## INSTRUCTION
The entries below should be output exactly as written.

[Saved entries]
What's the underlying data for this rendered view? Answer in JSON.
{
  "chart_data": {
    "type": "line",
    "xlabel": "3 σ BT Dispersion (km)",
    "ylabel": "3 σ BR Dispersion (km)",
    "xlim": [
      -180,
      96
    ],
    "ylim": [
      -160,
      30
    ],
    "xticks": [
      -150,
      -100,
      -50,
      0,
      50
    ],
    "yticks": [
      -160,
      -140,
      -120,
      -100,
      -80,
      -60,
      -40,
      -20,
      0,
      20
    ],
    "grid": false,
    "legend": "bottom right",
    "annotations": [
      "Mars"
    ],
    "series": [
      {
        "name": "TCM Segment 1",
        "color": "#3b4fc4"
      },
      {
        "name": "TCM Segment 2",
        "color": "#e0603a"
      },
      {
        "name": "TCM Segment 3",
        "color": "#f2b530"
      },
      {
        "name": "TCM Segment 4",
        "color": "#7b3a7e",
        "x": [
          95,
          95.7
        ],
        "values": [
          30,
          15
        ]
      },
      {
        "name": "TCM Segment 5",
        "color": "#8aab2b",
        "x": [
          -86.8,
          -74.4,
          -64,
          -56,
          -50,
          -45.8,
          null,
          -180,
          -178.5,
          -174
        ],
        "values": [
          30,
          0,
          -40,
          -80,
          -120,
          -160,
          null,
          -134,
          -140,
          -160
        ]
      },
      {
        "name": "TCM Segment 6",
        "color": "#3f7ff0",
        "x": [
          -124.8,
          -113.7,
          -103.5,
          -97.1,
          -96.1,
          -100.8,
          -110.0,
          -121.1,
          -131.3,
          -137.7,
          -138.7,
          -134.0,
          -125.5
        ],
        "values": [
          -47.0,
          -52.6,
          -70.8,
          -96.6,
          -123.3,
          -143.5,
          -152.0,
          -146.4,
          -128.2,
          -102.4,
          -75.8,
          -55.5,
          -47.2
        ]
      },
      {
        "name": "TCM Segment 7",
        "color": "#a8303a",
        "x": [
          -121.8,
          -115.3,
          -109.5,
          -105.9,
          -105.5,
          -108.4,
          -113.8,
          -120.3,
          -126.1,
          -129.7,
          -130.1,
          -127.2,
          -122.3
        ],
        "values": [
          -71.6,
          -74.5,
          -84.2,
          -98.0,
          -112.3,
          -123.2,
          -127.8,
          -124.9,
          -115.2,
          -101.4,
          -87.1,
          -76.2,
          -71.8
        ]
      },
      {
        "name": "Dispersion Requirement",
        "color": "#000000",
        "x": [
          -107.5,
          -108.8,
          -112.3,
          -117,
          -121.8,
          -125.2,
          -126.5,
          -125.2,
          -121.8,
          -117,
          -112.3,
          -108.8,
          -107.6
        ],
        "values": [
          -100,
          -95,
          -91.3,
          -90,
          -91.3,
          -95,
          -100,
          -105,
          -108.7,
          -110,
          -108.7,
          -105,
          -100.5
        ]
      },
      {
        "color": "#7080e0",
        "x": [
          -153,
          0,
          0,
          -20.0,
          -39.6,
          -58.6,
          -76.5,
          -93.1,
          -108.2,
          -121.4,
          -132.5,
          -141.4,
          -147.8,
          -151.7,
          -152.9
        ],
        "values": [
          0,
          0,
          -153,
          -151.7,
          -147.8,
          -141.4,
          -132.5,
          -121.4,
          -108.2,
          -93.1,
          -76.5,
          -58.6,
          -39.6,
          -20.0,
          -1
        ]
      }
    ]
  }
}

## ANSWER TO THIS EXERCISE
What's the underlying data for this rendered view? Answer in JSON.
{
  "chart_data": {
    "type": "line",
    "xlabel": "3 σ BT Dispersion (km)",
    "ylabel": "3 σ BR Dispersion (km)",
    "xlim": [
      -180,
      96
    ],
    "ylim": [
      -160,
      30
    ],
    "xticks": [
      -150,
      -100,
      -50,
      0,
      50
    ],
    "yticks": [
      -160,
      -140,
      -120,
      -100,
      -80,
      -60,
      -40,
      -20,
      0,
      20
    ],
    "grid": false,
    "legend": "bottom right",
    "annotations": [
      "Mars"
    ],
    "series": [
      {
        "name": "TCM Segment 1",
        "color": "#3b4fc4"
      },
      {
        "name": "TCM Segment 2",
        "color": "#e0603a"
      },
      {
        "name": "TCM Segment 3",
        "color": "#f2b530"
      },
      {
        "name": "TCM Segment 4",
        "color": "#7b3a7e",
        "x": [
          95,
          95.7
        ],
        "values": [
          30,
          15
        ]
      },
      {
        "name": "TCM Segment 5",
        "color": "#8aab2b",
        "x": [
          -86.8,
          -74.4,
          -64,
          -56,
          -50,
          -45.8,
          null,
          -180,
          -178.5,
          -174
        ],
        "values": [
          30,
          0,
          -40,
          -80,
          -120,
          -160,
          null,
          -134,
          -140,
          -160
        ]
      },
      {
        "name": "TCM Segment 6",
        "color": "#3f7ff0",
        "x": [
          -124.8,
          -113.7,
          -103.5,
          -97.1,
          -96.1,
          -100.8,
          -110.0,
          -121.1,
          -131.3,
          -137.7,
          -138.7,
          -134.0,
          -125.5
        ],
        "values": [
          -47.0,
          -52.6,
          -70.8,
          -96.6,
          -123.3,
          -143.5,
          -152.0,
          -146.4,
          -128.2,
          -102.4,
          -75.8,
          -55.5,
          -47.2
        ]
      },
      {
        "name": "TCM Segment 7",
        "color": "#a8303a",
        "x": [
          -121.8,
          -115.3,
          -109.5,
          -105.9,
          -105.5,
          -108.4,
          -113.8,
          -120.3,
          -126.1,
          -129.7,
          -130.1,
          -127.2,
          -122.3
        ],
        "values": [
          -71.6,
          -74.5,
          -84.2,
          -98.0,
          -112.3,
          -123.2,
          -127.8,
          -124.9,
          -115.2,
          -101.4,
          -87.1,
          -76.2,
          -71.8
        ]
      },
      {
        "name": "Dispersion Requirement",
        "color": "#000000",
        "x": [
          -107.5,
          -108.8,
          -112.3,
          -117,
          -121.8,
          -125.2,
          -126.5,
          -125.2,
          -121.8,
          -117,
          -112.3,
          -108.8,
          -107.6
        ],
        "values": [
          -100,
          -95,
          -91.3,
          -90,
          -91.3,
          -95,
          -100,
          -105,
          -108.7,
          -110,
          -108.7,
          -105,
          -100.5
        ]
      },
      {
        "color": "#7080e0",
        "x": [
          -153,
          0,
          0,
          -20.0,
          -39.6,
          -58.6,
          -76.5,
          -93.1,
          -108.2,
          -121.4,
          -132.5,
          -141.4,
          -147.8,
          -151.7,
          -152.9
        ],
        "values": [
          0,
          0,
          -153,
          -151.7,
          -147.8,
          -141.4,
          -132.5,
          -121.4,
          -108.2,
          -93.1,
          -76.5,
          -58.6,
          -39.6,
          -20.0,
          -1
        ]
      }
    ]
  }
}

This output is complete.